**What to produce**
Restate every line of the material, word for word.

★ ★ ★ ★ ★ ★ ★

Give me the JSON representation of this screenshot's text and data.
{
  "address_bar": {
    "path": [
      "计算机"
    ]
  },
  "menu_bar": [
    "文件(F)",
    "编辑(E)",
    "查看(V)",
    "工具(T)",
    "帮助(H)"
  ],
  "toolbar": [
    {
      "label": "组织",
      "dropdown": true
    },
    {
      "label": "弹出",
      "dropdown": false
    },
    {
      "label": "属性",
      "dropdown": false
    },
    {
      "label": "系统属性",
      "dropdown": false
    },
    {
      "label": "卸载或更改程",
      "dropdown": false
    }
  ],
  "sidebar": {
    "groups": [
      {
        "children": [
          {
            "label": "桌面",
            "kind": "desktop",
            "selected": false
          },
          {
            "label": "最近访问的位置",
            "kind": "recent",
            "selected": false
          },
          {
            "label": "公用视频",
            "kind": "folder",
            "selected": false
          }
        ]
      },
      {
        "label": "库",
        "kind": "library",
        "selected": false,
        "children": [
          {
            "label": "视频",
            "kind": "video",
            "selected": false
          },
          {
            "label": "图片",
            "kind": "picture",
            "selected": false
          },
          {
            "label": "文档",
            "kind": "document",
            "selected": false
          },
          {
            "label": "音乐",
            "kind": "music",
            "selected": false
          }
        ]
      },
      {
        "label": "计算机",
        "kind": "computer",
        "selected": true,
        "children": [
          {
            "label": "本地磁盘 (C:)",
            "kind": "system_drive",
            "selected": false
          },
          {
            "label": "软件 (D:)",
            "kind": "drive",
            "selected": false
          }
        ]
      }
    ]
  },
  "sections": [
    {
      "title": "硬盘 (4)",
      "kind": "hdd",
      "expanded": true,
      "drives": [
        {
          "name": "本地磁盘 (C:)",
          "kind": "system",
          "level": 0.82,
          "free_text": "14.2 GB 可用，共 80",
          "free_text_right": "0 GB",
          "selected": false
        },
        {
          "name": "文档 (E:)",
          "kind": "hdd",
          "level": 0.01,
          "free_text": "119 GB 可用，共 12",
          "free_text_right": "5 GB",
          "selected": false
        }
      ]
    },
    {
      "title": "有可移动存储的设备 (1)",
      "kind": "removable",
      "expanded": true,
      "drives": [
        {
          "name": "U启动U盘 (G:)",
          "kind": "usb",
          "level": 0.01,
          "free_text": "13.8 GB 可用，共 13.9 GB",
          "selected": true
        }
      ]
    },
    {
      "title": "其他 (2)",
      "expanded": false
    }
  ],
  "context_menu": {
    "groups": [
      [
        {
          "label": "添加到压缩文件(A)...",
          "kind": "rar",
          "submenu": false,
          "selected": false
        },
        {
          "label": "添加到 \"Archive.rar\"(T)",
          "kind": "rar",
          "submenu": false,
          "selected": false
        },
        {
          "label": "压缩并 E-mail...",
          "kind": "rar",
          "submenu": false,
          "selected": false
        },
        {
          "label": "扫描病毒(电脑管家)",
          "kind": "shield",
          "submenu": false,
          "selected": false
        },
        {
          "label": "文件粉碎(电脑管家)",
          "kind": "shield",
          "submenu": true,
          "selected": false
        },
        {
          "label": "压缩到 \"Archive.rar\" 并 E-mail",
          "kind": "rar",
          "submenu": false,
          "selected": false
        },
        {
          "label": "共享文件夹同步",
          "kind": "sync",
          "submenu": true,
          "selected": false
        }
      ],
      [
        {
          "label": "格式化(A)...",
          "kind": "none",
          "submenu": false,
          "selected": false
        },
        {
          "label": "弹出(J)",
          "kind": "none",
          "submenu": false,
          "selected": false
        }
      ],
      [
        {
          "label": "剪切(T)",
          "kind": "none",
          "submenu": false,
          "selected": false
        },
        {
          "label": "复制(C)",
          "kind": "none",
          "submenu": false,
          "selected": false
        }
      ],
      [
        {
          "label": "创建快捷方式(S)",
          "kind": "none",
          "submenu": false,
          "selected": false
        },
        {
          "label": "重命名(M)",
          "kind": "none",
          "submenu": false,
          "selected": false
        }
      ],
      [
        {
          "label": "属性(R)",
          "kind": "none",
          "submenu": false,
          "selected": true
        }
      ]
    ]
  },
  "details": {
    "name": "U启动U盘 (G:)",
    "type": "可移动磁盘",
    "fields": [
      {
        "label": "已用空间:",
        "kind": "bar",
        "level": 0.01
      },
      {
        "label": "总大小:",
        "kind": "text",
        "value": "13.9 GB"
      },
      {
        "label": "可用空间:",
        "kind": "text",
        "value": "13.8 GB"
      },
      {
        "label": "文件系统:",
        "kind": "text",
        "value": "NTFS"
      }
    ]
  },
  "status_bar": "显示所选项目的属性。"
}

★ ★ ★ ★ ★ ★ ★

**Correct output**
Give me the JSON representation of this screenshot's text and data.
{
  "address_bar": {
    "path": [
      "计算机"
    ]
  },
  "menu_bar": [
    "文件(F)",
    "编辑(E)",
    "查看(V)",
    "工具(T)",
    "帮助(H)"
  ],
  "toolbar": [
    {
      "label": "组织",
      "dropdown": true
    },
    {
      "label": "弹出",
      "dropdown": false
    },
    {
      "label": "属性",
      "dropdown": false
    },
    {
      "label": "系统属性",
      "dropdown": false
    },
    {
      "label": "卸载或更改程",
      "dropdown": false
    }
  ],
  "sidebar": {
    "groups": [
      {
        "children": [
          {
            "label": "桌面",
            "kind": "desktop",
            "selected": false
          },
          {
            "label": "最近访问的位置",
            "kind": "recent",
            "selected": false
          },
          {
            "label": "公用视频",
            "kind": "folder",
            "selected": false
          }
        ]
      },
      {
        "label": "库",
        "kind": "library",
        "selected": false,
        "children": [
          {
            "label": "视频",
            "kind": "video",
            "selected": false
          },
          {
            "label": "图片",
            "kind": "picture",
            "selected": false
          },
          {
            "label": "文档",
            "kind": "document",
            "selected": false
          },
          {
            "label": "音乐",
            "kind": "music",
            "selected": false
          }
        ]
      },
      {
        "label": "计算机",
        "kind": "computer",
        "selected": true,
        "children": [
          {
            "label": "本地磁盘 (C:)",
            "kind": "system_drive",
            "selected": false
          },
          {
            "label": "软件 (D:)",
            "kind": "drive",
            "selected": false
          }
        ]
      }
    ]
  },
  "sections": [
    {
      "title": "硬盘 (4)",
      "kind": "hdd",
      "expanded": true,
      "drives": [
        {
          "name": "本地磁盘 (C:)",
          "kind": "system",
          "level": 0.82,
          "free_text": "14.2 GB 可用，共 80",
          "free_text_right": "0 GB",
          "selected": false
        },
        {
          "name": "文档 (E:)",
          "kind": "hdd",
          "level": 0.01,
          "free_text": "119 GB 可用，共 12",
          "free_text_right": "5 GB",
          "selected": false
        }
      ]
    },
    {
      "title": "有可移动存储的设备 (1)",
      "kind": "removable",
      "expanded": true,
      "drives": [
        {
          "name": "U启动U盘 (G:)",
          "kind": "usb",
          "level": 0.01,
          "free_text": "13.8 GB 可用，共 13.9 GB",
          "selected": true
        }
      ]
    },
    {
      "title": "其他 (2)",
      "expanded": false
    }
  ],
  "context_menu": {
    "groups": [
      [
        {
          "label": "添加到压缩文件(A)...",
          "kind": "rar",
          "submenu": false,
          "selected": false
        },
        {
          "label": "添加到 \"Archive.rar\"(T)",
          "kind": "rar",
          "submenu": false,
          "selected": false
        },
        {
          "label": "压缩并 E-mail...",
          "kind": "rar",
          "submenu": false,
          "selected": false
        },
        {
          "label": "扫描病毒(电脑管家)",
          "kind": "shield",
          "submenu": false,
          "selected": false
        },
        {
          "label": "文件粉碎(电脑管家)",
          "kind": "shield",
          "submenu": true,
          "selected": false
        },
        {
          "label": "压缩到 \"Archive.rar\" 并 E-mail",
          "kind": "rar",
          "submenu": false,
          "selected": false
        },
        {
          "label": "共享文件夹同步",
          "kind": "sync",
          "submenu": true,
          "selected": false
        }
      ],
      [
        {
          "label": "格式化(A)...",
          "kind": "none",
          "submenu": false,
          "selected": false
        },
        {
          "label": "弹出(J)",
          "kind": "none",
          "submenu": false,
          "selected": false
        }
      ],
      [
        {
          "label": "剪切(T)",
          "kind": "none",
          "submenu": false,
          "selected": false
        },
        {
          "label": "复制(C)",
          "kind": "none",
          "submenu": false,
          "selected": false
        }
      ],
      [
        {
          "label": "创建快捷方式(S)",
          "kind": "none",
          "submenu": false,
          "selected": false
        },
        {
          "label": "重命名(M)",
          "kind": "none",
          "submenu": false,
          "selected": false
        }
      ],
      [
        {
          "label": "属性(R)",
          "kind": "none",
          "submenu": false,
          "selected": true
        }
      ]
    ]
  },
  "details": {
    "name": "U启动U盘 (G:)",
    "type": "可移动磁盘",
    "fields": [
      {
        "label": "已用空间:",
        "kind": "bar",
        "level": 0.01
      },
      {
        "label": "总大小:",
        "kind": "text",
        "value": "13.9 GB"
      },
      {
        "label": "可用空间:",
        "kind": "text",
        "value": "13.8 GB"
      },
      {
        "label": "文件系统:",
        "kind": "text",
        "value": "NTFS"
      }
    ]
  },
  "status_bar": "显示所选项目的属性。"
}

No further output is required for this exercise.